## DIRECTIONS FOR THIS TASK
Collect each line holding the string "Juan".

## TASK INPUTS

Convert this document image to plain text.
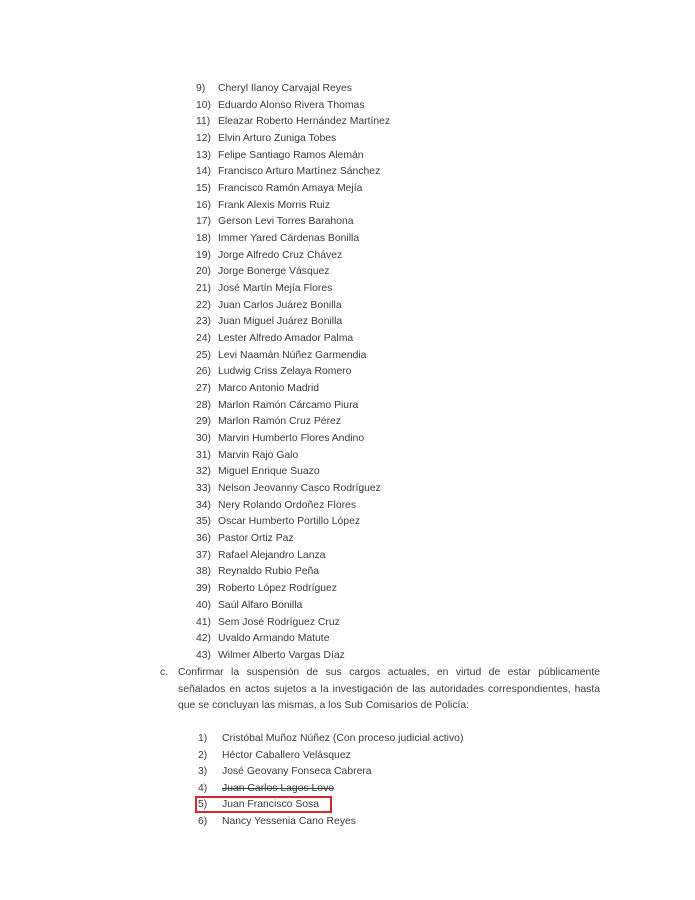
9) Cheryl Ilanoy Carvajal Reyes
10) Eduardo Alonso Rivera Thomas
11) Eleazar Roberto Hernández Martínez
12) Elvin Arturo Zuniga Tobes
13) Felipe Santiago Ramos Alemán
14) Francisco Arturo Martínez Sánchez
15) Francisco Ramón Amaya Mejía
16) Frank Alexis Morris Ruiz
17) Gerson Levi Torres Barahona
18) Immer Yared Cárdenas Bonilla
19) Jorge Alfredo Cruz Chávez
20) Jorge Bonerge Vásquez
21) José Martín Mejía Flores
22) Juan Carlos Juárez Bonilla
23) Juan Miguel Juárez Bonilla
24) Lester Alfredo Amador Palma
25) Levi Naamán Núñez Garmendia
26) Ludwig Criss Zelaya Romero
27) Marco Antonio Madrid
28) Marlon Ramón Cárcamo Piura
29) Marlon Ramón Cruz Pérez
30) Marvin Humberto Flores Andino
31) Marvin Rajo Galo
32) Miguel Enrique Suazo
33) Nelson Jeovanny Casco Rodríguez
34) Nery Rolando Ordoñez Flores
35) Oscar Humberto Portillo López
36) Pastor Ortiz Paz
37) Rafael Alejandro Lanza
38) Reynaldo Rubio Peña
39) Roberto López Rodríguez
40) Saúl Alfaro Bonilla
41) Sem José Rodríguez Cruz
42) Uvaldo Armando Matute
43) Wilmer Alberto Vargas Díaz
c. Confirmar la suspensión de sus cargos actuales, en virtud de estar públicamente señalados en actos sujetos a la investigación de las autoridades correspondientes, hasta que se concluyan las mismas, a los Sub Comisarios de Policía:
1) Cristóbal Muñoz Núñez (Con proceso judicial activo)
2) Héctor Caballero Velásquez
3) José Geovany Fonseca Cabrera
4) Juan Carlos Lagos Lovo
5) Juan Francisco Sosa
6) Nancy Yessenia Cano Reyes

## THE ANSWER
22) Juan Carlos Juárez Bonilla
23) Juan Miguel Juárez Bonilla
4) Juan Carlos Lagos Lovo
5) Juan Francisco Sosa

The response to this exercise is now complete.